--- REQUIRED TASK ---
Report the count of lines holding "projecten" in the records, with no other words.

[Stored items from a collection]
══════════

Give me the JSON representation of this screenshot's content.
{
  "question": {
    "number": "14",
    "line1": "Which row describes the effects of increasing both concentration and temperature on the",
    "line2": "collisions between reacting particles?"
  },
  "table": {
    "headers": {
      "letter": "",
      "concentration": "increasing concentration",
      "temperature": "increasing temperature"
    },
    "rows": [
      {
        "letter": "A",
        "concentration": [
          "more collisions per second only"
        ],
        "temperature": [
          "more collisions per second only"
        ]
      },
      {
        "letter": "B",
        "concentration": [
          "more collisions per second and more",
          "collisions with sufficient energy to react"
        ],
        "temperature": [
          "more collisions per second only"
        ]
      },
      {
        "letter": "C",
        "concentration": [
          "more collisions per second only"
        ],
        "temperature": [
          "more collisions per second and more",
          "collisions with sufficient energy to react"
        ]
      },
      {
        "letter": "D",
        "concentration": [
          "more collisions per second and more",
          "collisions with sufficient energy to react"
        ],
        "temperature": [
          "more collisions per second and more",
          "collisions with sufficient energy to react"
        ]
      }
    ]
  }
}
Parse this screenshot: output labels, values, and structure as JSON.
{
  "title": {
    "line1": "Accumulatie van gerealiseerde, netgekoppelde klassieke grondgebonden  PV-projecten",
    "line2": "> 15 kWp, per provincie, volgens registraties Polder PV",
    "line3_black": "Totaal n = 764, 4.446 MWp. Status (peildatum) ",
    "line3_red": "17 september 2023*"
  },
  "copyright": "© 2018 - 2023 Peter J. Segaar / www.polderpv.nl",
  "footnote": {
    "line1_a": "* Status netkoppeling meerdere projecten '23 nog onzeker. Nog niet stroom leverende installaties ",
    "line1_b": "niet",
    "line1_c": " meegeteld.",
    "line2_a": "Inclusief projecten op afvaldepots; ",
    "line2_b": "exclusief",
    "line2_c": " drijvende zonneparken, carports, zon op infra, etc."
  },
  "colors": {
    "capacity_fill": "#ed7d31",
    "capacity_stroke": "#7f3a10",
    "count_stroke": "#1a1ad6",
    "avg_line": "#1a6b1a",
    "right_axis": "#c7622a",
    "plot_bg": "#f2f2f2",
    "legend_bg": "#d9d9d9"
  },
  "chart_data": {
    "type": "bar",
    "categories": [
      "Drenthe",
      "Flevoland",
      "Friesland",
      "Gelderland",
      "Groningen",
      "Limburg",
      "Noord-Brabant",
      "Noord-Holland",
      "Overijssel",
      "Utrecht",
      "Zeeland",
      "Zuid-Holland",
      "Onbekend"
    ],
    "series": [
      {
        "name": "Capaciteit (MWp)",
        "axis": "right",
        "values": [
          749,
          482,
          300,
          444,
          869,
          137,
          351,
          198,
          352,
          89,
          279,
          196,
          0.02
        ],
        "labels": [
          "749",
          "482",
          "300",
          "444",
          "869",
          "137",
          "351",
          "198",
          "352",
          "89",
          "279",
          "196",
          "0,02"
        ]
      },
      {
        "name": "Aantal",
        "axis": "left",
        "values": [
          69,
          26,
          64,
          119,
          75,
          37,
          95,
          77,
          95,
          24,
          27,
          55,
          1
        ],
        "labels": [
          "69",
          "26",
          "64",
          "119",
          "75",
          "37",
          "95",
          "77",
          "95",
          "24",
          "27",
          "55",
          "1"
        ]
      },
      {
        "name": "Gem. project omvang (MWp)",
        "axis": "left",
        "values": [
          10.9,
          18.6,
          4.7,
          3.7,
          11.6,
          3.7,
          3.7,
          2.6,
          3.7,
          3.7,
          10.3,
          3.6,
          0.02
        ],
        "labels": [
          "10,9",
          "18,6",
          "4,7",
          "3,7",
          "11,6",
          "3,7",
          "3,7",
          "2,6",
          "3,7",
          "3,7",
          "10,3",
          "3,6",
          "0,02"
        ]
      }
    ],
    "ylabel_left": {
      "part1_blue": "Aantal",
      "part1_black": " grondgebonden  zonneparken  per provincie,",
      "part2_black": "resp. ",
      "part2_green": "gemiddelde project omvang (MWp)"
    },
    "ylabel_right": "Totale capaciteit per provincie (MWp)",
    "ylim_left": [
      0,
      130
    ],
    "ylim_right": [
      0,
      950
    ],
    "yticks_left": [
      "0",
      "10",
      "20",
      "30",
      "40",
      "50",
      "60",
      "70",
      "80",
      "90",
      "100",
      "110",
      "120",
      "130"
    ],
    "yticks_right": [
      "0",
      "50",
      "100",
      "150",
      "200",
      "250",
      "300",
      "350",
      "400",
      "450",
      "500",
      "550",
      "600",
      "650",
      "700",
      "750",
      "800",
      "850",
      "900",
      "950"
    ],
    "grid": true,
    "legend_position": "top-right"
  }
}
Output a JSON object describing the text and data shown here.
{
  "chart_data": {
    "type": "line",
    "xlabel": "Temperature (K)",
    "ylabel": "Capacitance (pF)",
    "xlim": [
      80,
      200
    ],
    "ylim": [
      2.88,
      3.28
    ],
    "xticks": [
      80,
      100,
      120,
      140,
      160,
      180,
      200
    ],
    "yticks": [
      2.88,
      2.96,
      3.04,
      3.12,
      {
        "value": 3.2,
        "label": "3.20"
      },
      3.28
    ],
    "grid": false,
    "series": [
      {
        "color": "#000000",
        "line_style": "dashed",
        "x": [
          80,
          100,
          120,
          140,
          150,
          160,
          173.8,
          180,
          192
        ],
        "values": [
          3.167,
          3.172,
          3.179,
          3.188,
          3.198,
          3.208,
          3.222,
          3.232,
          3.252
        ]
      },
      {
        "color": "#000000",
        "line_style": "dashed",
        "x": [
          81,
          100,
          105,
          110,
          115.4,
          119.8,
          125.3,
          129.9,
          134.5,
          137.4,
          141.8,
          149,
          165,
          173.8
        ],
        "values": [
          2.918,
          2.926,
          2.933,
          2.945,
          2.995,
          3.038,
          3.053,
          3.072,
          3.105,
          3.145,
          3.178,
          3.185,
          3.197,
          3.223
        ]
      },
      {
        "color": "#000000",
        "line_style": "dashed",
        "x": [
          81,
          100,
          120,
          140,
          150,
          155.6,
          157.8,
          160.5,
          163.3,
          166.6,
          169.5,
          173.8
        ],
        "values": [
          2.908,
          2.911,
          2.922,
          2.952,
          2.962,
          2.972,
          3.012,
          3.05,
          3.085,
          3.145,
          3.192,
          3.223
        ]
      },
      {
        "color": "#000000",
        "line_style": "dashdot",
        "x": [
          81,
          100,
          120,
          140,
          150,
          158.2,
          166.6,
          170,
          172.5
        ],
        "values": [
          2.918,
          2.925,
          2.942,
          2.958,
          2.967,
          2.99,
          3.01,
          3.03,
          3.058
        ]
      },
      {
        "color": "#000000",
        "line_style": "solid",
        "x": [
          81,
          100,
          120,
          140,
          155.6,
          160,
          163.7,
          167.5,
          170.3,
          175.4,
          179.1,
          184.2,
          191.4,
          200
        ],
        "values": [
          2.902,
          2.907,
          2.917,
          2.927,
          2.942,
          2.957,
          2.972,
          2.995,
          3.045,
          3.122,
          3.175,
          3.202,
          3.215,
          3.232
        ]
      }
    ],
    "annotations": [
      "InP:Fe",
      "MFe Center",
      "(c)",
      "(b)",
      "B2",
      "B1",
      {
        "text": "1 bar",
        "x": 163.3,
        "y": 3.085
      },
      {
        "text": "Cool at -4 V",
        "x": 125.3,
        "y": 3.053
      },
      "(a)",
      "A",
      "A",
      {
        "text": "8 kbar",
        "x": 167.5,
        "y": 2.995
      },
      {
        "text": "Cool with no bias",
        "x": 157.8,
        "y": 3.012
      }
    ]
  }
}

══════════

--- THE REPLY ---
3